TASK REQUIREMENTS:
Output the material below unchanged, apart from leaving out the pictures.

Data listing:
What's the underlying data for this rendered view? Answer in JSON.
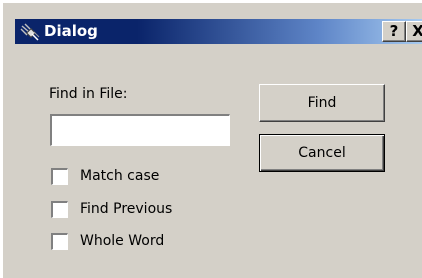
{
  "window": {
    "title": "Dialog",
    "icon": "satellite-icon",
    "help_label": "?",
    "close_label": "X",
    "titlebar_color": "#0a246a",
    "face_color": "#d4d0c8"
  },
  "form": {
    "find_label": "Find in File:",
    "find_value": "",
    "options": [
      {
        "label": "Match case",
        "checked": false
      },
      {
        "label": "Find Previous",
        "checked": false
      },
      {
        "label": "Whole Word",
        "checked": false
      }
    ]
  },
  "buttons": {
    "find_label": "Find",
    "cancel_label": "Cancel"
  }
}
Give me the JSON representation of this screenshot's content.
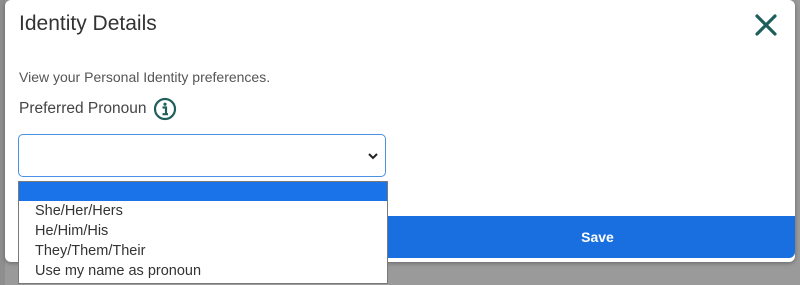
{
  "dialog": {
    "title": "Identity Details",
    "description": "View your Personal Identity preferences.",
    "pronoun_label": "Preferred Pronoun",
    "save_label": "Save"
  },
  "pronoun_select": {
    "selected_value": "",
    "options": [
      "",
      "She/Her/Hers",
      "He/Him/His",
      "They/Them/Their",
      "Use my name as pronoun"
    ]
  },
  "icons": {
    "close": "close-icon",
    "info": "info-icon",
    "dropdown": "chevron-down-icon"
  },
  "colors": {
    "accent": "#1a6fe0",
    "icon_teal": "#1f5f5b",
    "focus_border": "#4a90e2"
  }
}
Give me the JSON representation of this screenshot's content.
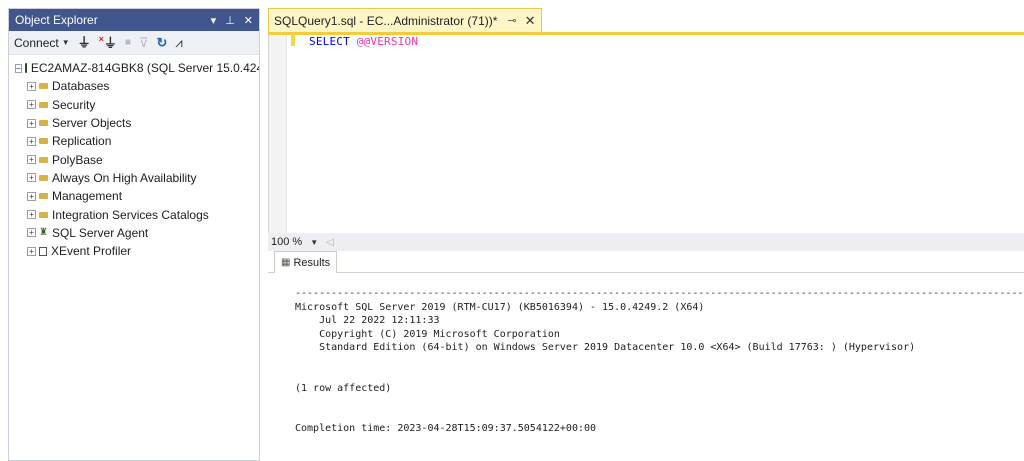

SOLVED EXERCISE:
What's the underlying data for this rendered view? Answer in JSON.
{
  "window": {
    "title": "Dialog",
    "icon": "satellite-icon",
    "help_label": "?",
    "close_label": "X",
    "titlebar_color": "#0a246a",
    "face_color": "#d4d0c8"
  },
  "form": {
    "find_label": "Find in File:",
    "find_value": "",
    "options": [
      {
        "label": "Match case",
        "checked": false
      },
      {
        "label": "Find Previous",
        "checked": false
      },
      {
        "label": "Whole Word",
        "checked": false
      }
    ]
  },
  "buttons": {
    "find_label": "Find",
    "cancel_label": "Cancel"
  }
}
Give me the JSON representation of this screenshot's content.
{
  "dialog": {
    "title": "Identity Details",
    "description": "View your Personal Identity preferences.",
    "pronoun_label": "Preferred Pronoun",
    "save_label": "Save"
  },
  "pronoun_select": {
    "selected_value": "",
    "options": [
      "",
      "She/Her/Hers",
      "He/Him/His",
      "They/Them/Their",
      "Use my name as pronoun"
    ]
  },
  "icons": {
    "close": "close-icon",
    "info": "info-icon",
    "dropdown": "chevron-down-icon"
  },
  "colors": {
    "accent": "#1a6fe0",
    "icon_teal": "#1f5f5b",
    "focus_border": "#4a90e2"
  }
}
Give me the JSON representation of this screenshot's content.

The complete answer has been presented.